Wherever the word "وزين" appears in a line, extract that line.

Raw data →
┌──

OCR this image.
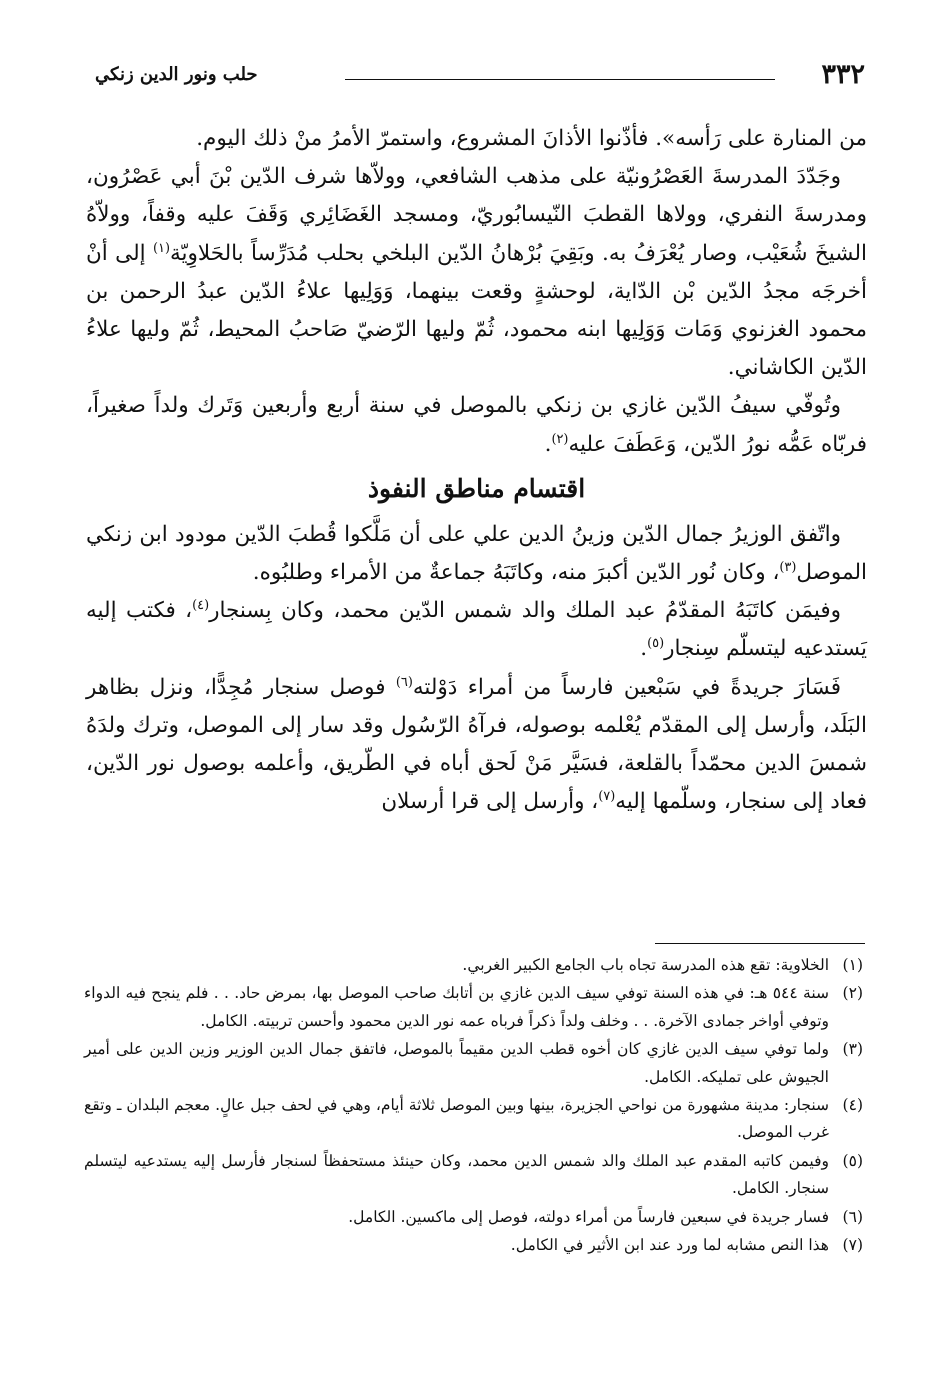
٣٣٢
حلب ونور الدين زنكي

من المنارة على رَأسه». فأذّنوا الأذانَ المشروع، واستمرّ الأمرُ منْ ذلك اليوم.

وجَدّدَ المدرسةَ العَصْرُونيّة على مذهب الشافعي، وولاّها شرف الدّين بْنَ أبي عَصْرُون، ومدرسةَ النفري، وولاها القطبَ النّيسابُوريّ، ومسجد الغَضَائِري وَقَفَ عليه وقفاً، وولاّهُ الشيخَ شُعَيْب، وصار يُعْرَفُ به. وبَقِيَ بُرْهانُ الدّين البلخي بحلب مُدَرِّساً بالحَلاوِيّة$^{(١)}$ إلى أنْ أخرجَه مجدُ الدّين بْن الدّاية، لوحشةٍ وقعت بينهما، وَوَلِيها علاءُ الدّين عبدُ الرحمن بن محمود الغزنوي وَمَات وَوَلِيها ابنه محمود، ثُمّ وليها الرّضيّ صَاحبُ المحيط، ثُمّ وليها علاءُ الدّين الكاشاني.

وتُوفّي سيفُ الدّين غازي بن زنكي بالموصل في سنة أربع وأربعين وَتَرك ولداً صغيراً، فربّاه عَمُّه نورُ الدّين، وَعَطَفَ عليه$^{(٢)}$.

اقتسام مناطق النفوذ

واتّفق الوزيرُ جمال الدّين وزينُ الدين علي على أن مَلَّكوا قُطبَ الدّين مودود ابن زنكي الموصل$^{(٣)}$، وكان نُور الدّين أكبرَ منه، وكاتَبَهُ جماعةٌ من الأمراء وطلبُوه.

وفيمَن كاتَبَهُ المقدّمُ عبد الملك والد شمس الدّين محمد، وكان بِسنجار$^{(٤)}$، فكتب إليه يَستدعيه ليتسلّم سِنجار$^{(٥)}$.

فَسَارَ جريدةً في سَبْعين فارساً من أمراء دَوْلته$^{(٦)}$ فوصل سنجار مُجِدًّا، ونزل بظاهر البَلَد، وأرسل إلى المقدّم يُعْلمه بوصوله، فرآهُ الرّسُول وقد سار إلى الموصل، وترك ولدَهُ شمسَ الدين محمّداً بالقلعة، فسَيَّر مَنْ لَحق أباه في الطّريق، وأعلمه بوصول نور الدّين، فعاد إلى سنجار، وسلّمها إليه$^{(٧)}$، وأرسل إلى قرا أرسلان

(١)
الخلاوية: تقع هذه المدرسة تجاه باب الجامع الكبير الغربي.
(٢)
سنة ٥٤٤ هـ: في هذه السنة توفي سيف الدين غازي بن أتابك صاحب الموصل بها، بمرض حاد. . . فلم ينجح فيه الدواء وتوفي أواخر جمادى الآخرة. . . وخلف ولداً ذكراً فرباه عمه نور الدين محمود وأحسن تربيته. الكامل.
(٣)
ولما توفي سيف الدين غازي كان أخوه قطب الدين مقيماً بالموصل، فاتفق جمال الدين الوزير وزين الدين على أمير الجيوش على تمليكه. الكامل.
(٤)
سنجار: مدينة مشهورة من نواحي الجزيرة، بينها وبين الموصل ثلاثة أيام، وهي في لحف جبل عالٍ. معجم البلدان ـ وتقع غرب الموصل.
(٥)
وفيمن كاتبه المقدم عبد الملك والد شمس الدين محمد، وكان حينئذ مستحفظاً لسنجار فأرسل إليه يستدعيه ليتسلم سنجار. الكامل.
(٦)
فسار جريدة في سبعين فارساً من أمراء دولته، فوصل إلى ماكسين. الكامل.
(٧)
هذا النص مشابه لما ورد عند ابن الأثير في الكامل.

└──

Task response →
واتّفق الوزيرُ جمال الدّين وزينُ الدين علي على أن مَلَّكوا قُطبَ الدّين مودود ابن زنكي الموصل$^{(٣)}$، وكان نُور الدّين أكبرَ منه، وكاتَبَهُ جماعةٌ من الأمراء وطلبُوه.
ولما توفي سيف الدين غازي كان أخوه قطب الدين مقيماً بالموصل، فاتفق جمال الدين الوزير وزين الدين على أمير الجيوش على تمليكه. الكامل.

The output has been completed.